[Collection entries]
========

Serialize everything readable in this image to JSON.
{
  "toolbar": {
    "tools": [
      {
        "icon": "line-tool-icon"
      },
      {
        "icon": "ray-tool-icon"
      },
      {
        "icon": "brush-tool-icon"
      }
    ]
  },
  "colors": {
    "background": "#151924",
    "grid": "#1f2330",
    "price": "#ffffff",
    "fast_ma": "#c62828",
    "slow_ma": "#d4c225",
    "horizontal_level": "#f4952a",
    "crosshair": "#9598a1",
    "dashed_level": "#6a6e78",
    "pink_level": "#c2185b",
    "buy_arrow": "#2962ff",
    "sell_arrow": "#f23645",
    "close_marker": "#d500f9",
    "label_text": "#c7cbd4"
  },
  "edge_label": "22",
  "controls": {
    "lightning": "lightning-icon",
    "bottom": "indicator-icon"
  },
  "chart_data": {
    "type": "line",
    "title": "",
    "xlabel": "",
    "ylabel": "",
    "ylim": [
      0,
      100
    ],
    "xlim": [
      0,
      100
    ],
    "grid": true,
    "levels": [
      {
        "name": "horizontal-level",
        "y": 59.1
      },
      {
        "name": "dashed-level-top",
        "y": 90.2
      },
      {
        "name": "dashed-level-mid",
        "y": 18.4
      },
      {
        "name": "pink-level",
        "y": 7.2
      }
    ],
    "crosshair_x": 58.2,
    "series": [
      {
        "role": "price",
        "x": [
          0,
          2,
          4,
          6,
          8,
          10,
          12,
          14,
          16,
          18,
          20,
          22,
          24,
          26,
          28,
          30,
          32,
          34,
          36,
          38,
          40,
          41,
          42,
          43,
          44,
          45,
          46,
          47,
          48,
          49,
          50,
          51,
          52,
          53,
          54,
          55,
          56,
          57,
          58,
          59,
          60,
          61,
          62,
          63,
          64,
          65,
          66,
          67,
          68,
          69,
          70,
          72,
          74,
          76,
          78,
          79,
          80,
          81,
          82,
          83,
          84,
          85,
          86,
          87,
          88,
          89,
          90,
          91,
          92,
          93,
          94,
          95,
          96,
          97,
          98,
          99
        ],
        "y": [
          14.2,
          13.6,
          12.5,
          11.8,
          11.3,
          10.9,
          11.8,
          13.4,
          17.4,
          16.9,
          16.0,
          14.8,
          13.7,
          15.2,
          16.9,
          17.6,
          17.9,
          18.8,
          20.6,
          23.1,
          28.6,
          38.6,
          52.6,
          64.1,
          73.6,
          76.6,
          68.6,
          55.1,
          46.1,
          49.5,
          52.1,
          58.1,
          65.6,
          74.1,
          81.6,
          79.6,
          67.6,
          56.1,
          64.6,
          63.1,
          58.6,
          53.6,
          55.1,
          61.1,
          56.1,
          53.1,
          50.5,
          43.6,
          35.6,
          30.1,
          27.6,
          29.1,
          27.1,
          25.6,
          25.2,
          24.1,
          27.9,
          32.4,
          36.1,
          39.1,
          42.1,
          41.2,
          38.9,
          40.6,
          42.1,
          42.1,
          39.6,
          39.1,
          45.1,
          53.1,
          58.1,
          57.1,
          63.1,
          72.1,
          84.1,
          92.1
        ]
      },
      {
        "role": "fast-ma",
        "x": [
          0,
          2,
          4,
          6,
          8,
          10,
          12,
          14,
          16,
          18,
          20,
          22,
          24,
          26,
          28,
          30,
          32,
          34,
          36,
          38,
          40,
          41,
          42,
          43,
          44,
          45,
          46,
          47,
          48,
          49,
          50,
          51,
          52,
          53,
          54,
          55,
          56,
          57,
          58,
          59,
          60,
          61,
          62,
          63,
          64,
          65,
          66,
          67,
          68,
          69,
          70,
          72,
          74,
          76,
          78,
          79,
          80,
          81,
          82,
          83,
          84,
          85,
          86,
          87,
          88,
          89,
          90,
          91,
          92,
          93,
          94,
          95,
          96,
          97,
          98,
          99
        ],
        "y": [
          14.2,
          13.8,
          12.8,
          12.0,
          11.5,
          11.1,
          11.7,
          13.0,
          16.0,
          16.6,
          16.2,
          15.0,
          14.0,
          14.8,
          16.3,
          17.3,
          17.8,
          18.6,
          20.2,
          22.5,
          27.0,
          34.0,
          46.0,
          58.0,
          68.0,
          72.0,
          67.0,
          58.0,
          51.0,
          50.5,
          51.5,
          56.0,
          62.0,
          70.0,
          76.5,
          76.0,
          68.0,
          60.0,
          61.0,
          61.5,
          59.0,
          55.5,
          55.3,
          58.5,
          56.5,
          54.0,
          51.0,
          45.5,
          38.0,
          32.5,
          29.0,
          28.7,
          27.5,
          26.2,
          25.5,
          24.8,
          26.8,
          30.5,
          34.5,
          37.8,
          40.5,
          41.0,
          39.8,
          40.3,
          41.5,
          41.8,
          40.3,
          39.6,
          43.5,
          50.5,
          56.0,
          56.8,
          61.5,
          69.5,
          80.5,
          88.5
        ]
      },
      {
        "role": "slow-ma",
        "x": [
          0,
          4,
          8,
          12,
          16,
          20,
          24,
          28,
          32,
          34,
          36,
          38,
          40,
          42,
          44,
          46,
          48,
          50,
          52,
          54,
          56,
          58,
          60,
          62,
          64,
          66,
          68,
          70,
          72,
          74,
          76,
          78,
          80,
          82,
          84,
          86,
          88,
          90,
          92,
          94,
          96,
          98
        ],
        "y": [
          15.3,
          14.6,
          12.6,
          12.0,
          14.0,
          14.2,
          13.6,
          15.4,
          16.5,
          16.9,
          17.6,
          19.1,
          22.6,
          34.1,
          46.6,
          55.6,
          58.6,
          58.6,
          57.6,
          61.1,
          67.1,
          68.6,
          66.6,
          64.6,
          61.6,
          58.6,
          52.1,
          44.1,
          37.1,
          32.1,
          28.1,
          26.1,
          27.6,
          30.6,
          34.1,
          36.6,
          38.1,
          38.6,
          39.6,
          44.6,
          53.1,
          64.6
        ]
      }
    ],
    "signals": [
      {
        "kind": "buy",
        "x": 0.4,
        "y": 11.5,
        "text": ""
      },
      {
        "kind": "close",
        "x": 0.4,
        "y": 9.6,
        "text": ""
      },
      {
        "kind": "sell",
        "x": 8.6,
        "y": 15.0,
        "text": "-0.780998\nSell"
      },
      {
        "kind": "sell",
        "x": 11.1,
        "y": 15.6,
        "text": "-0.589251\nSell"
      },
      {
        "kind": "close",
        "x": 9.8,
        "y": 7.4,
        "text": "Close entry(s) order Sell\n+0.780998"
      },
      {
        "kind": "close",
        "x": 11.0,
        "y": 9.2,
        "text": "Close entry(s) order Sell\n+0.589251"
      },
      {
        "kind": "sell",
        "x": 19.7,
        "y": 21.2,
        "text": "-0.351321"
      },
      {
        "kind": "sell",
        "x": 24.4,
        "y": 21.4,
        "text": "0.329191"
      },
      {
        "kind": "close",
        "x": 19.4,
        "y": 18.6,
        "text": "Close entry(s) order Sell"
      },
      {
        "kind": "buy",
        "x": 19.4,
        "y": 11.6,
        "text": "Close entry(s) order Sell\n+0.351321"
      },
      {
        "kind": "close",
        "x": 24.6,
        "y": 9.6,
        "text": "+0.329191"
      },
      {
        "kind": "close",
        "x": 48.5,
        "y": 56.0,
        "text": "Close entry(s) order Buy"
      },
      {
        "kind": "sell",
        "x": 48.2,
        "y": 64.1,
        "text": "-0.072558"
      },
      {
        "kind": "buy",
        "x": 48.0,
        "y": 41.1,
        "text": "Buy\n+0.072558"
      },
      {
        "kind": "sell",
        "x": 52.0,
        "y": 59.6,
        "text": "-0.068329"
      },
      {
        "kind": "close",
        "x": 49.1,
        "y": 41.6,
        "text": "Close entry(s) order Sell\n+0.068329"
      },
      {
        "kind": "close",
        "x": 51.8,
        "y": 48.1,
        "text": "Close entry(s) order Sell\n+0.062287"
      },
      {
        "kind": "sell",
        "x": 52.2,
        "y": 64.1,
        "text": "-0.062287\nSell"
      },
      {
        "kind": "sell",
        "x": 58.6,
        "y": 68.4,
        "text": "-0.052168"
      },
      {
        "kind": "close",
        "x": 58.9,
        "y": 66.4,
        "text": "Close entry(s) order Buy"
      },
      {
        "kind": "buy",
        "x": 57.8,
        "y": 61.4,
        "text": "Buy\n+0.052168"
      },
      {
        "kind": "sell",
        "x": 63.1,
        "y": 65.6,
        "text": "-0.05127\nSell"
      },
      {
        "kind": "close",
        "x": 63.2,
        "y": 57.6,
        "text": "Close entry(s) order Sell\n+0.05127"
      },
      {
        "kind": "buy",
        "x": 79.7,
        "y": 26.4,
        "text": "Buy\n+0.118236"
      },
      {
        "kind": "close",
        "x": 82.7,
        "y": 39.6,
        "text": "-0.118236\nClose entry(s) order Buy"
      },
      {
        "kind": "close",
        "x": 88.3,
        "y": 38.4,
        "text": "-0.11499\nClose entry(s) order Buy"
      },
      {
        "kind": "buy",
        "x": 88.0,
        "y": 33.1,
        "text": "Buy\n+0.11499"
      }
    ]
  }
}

========

Task requirements: Pull out each line of the entries that contains "icon".

Problem solution:
        "icon": "line-tool-icon"
        "icon": "ray-tool-icon"
        "icon": "brush-tool-icon"
    "lightning": "lightning-icon",
    "bottom": "indicator-icon"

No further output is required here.